Report how many lines hold the word "selected"; give nothing but the number.

Figure dataset records
· · · ·
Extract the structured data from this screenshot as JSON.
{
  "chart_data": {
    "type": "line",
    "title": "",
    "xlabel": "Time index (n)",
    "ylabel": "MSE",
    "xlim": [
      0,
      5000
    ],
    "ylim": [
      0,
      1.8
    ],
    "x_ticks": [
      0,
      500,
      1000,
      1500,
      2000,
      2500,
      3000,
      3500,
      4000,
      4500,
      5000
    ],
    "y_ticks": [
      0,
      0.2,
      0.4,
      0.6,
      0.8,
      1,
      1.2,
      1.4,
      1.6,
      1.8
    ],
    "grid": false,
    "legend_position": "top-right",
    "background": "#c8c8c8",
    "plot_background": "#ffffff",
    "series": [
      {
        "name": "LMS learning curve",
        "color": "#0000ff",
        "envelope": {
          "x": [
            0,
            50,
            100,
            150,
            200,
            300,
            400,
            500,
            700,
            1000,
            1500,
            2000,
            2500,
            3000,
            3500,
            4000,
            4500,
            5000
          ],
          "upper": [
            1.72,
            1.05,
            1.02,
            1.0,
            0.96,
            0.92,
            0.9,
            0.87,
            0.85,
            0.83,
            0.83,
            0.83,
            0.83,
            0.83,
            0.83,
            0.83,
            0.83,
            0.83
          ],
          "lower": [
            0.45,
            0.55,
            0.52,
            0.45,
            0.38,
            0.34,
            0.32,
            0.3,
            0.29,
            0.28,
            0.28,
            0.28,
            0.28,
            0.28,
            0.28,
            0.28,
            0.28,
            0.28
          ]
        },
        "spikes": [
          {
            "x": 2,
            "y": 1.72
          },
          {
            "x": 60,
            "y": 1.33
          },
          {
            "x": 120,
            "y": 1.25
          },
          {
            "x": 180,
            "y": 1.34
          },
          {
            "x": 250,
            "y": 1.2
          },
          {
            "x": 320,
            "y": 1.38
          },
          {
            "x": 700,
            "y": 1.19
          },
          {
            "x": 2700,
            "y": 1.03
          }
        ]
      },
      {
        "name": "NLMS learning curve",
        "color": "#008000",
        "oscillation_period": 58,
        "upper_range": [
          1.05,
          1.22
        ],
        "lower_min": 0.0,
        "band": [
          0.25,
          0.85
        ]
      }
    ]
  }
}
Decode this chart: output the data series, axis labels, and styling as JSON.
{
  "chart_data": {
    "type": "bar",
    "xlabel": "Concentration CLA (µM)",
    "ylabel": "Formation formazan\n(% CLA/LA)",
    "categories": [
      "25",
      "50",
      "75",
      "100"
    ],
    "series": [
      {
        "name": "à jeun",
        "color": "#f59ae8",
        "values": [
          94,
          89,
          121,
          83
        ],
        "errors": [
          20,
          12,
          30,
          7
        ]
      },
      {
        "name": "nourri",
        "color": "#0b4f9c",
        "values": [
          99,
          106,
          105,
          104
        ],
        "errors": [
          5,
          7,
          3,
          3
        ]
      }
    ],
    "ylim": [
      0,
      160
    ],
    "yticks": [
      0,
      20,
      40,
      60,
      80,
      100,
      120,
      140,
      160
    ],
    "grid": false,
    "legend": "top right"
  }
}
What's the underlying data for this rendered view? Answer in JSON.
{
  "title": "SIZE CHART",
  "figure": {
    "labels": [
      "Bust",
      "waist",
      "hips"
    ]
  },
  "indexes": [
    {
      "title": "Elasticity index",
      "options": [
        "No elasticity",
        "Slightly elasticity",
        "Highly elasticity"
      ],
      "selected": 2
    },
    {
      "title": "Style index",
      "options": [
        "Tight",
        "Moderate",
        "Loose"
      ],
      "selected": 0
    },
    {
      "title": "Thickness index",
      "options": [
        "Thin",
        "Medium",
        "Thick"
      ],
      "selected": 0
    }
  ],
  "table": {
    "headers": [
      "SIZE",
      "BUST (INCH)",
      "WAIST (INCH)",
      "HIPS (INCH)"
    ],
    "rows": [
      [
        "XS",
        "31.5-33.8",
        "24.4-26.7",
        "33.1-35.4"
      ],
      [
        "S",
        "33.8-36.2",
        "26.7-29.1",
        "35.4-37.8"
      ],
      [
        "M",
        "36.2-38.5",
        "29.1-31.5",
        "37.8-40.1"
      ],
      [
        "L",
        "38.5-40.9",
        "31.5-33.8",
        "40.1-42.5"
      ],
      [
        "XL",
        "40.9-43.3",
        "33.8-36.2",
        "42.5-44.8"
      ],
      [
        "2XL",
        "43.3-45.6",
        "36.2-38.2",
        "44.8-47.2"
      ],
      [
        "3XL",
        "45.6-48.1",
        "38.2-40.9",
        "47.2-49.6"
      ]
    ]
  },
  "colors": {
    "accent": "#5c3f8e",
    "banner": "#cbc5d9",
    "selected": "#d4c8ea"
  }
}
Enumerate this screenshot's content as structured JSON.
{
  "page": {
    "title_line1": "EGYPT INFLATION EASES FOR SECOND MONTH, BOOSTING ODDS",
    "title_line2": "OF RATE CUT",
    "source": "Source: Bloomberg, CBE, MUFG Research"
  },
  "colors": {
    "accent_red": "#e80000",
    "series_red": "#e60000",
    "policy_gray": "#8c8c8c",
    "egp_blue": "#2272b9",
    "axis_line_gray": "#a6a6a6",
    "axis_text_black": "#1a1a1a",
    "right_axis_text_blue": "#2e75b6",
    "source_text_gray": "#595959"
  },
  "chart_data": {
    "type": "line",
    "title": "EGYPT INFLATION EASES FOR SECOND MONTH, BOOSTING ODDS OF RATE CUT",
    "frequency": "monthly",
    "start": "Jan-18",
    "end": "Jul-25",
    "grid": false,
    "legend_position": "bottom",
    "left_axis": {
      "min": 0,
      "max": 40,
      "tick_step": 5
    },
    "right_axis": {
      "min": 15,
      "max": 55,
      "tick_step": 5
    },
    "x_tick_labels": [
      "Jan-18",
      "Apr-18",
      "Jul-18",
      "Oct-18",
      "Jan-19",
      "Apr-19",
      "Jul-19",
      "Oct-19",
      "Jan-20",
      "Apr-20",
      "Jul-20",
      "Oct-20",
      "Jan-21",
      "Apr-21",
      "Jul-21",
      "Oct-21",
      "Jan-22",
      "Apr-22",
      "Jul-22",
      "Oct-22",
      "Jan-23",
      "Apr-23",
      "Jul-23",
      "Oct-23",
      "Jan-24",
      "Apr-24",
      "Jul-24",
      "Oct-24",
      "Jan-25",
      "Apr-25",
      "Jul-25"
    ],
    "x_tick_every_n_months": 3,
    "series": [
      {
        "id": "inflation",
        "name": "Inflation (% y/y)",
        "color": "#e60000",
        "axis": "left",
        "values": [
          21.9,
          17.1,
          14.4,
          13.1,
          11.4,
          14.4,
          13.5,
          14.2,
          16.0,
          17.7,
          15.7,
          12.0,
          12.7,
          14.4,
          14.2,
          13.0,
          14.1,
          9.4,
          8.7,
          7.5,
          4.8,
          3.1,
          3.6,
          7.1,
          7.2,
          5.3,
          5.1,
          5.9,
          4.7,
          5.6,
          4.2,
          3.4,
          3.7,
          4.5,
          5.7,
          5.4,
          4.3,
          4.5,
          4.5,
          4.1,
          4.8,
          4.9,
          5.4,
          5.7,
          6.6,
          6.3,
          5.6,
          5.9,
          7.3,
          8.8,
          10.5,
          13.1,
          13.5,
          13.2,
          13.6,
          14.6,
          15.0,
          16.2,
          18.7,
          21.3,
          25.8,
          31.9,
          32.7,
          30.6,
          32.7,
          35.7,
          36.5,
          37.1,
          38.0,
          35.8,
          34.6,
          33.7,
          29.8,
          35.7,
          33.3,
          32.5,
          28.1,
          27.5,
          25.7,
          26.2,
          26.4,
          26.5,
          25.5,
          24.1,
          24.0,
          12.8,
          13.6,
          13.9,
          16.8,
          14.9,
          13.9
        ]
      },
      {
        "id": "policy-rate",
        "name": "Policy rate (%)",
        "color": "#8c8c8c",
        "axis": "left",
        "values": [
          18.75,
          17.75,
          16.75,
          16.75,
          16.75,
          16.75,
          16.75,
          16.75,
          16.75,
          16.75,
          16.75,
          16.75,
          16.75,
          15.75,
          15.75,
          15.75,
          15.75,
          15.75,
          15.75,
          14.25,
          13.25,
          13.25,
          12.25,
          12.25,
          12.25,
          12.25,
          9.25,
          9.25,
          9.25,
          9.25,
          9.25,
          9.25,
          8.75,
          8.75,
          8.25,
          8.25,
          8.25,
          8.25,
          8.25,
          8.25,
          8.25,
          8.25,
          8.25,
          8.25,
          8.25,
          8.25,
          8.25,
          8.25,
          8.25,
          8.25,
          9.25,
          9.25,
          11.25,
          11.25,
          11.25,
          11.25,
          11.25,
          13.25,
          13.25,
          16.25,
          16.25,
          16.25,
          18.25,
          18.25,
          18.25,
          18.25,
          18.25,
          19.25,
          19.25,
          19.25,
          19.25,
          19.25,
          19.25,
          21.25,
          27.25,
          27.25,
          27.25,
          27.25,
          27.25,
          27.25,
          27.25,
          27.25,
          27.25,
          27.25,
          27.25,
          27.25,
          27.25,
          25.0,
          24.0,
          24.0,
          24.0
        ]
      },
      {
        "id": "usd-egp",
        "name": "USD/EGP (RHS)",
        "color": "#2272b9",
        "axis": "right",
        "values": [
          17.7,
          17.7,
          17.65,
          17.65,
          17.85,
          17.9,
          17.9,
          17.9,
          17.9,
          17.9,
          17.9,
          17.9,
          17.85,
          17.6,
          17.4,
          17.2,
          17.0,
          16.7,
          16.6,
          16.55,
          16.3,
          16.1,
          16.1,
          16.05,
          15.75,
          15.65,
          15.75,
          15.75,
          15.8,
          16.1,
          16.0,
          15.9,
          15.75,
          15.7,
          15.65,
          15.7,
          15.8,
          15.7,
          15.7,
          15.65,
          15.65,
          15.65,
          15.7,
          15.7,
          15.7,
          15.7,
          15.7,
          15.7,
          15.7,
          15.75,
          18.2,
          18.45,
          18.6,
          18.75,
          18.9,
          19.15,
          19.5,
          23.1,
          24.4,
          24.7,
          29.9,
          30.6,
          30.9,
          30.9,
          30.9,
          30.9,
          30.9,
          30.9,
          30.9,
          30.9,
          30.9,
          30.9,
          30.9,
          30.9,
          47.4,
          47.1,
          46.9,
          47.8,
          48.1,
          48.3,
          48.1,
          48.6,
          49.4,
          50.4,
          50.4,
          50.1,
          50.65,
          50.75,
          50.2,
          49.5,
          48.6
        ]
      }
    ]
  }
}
· · · ·
**FINISHED TASK**.
4